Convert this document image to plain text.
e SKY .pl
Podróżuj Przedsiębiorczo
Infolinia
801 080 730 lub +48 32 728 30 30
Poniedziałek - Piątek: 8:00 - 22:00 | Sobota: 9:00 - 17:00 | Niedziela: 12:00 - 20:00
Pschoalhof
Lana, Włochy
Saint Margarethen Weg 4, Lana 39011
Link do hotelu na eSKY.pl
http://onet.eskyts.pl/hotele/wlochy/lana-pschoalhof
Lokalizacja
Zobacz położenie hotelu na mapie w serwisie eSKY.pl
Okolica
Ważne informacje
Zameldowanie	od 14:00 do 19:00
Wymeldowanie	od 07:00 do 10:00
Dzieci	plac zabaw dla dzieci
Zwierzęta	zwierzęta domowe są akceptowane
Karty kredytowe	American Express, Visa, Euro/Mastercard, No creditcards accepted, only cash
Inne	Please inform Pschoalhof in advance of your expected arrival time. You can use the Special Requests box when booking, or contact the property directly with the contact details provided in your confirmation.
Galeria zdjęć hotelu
■ ■ ■ ■ ■ ■ ■
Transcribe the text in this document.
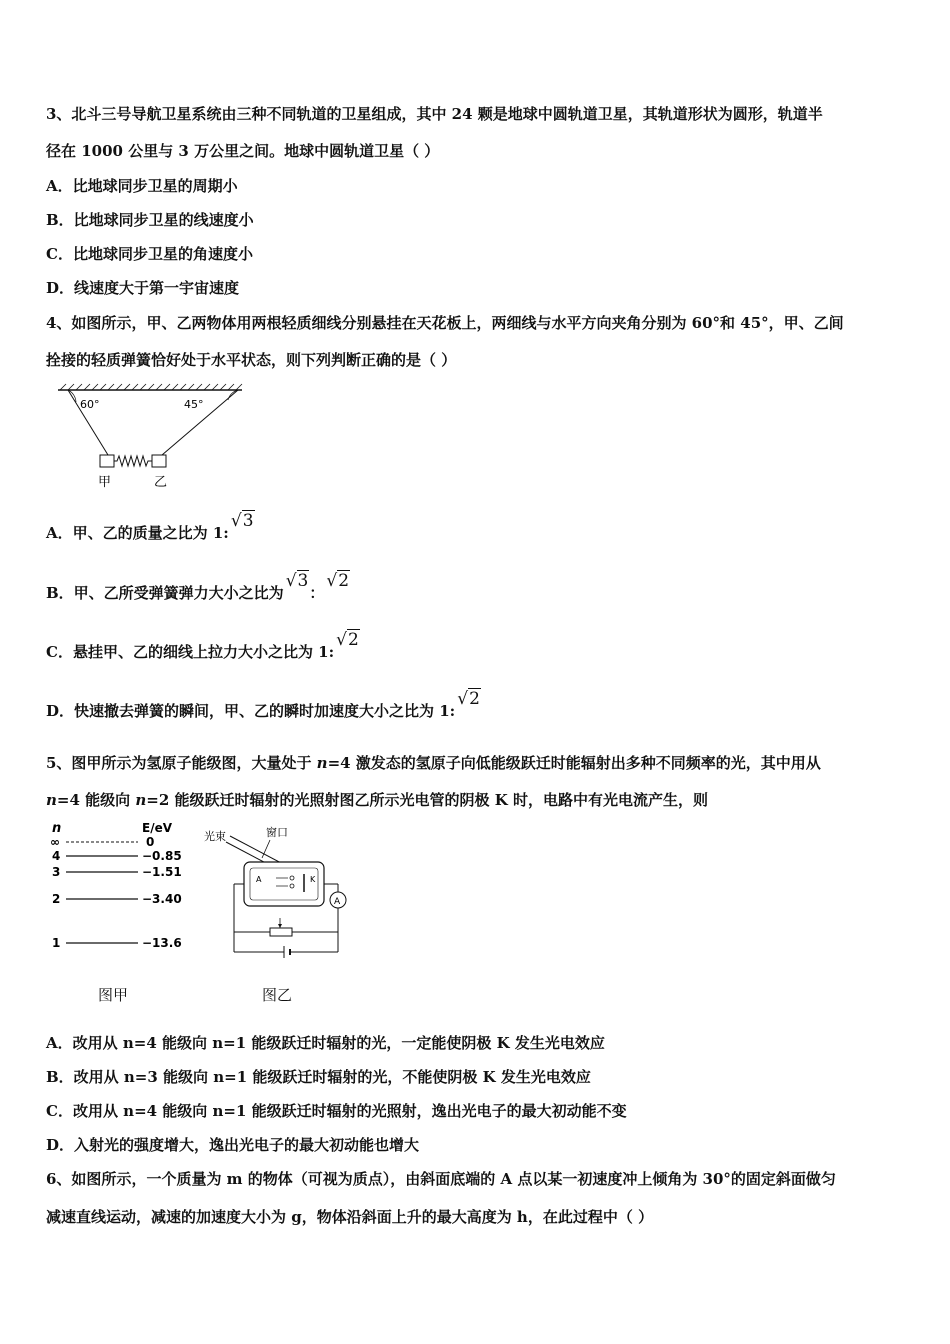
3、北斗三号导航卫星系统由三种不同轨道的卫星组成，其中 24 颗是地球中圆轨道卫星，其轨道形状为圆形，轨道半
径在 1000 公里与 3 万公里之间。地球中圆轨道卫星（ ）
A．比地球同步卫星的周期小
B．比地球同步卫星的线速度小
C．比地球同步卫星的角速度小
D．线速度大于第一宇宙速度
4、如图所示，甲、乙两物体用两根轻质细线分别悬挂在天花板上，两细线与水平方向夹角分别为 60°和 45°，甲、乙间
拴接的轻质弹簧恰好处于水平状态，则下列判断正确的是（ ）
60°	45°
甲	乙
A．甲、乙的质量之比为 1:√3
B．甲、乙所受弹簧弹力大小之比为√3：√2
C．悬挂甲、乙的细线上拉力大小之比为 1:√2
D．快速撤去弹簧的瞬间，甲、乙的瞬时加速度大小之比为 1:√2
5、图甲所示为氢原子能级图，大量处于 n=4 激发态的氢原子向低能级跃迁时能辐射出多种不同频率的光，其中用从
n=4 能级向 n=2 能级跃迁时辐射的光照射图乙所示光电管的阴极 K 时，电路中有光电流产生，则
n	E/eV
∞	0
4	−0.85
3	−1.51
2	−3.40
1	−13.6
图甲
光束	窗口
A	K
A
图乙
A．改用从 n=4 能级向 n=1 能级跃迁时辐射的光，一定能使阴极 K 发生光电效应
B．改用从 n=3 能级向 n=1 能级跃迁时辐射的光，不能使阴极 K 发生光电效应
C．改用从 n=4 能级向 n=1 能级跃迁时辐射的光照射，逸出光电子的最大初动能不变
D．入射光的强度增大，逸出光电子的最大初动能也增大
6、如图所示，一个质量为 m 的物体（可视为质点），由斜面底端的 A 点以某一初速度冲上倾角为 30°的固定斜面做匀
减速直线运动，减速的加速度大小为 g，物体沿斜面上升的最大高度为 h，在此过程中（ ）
■ ■ ■ ■ ■ ■ ■
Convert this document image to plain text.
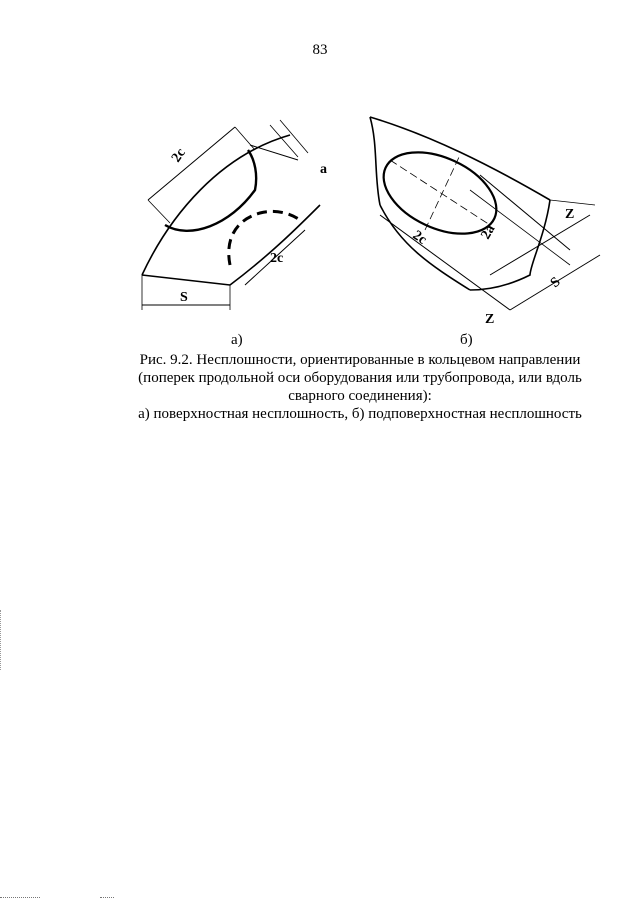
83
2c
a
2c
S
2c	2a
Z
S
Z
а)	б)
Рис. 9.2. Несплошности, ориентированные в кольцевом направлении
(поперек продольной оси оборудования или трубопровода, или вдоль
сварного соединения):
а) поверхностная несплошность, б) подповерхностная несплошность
■ ■ ■ ■ ■ ■ ■
**Exercise brief:** Go through the material and select each line with the string "hotelu" in it.

**Solution:**
Link do hotelu na eSKY.pl
Zobacz położenie hotelu na mapie w serwisie eSKY.pl
Galeria zdjęć hotelu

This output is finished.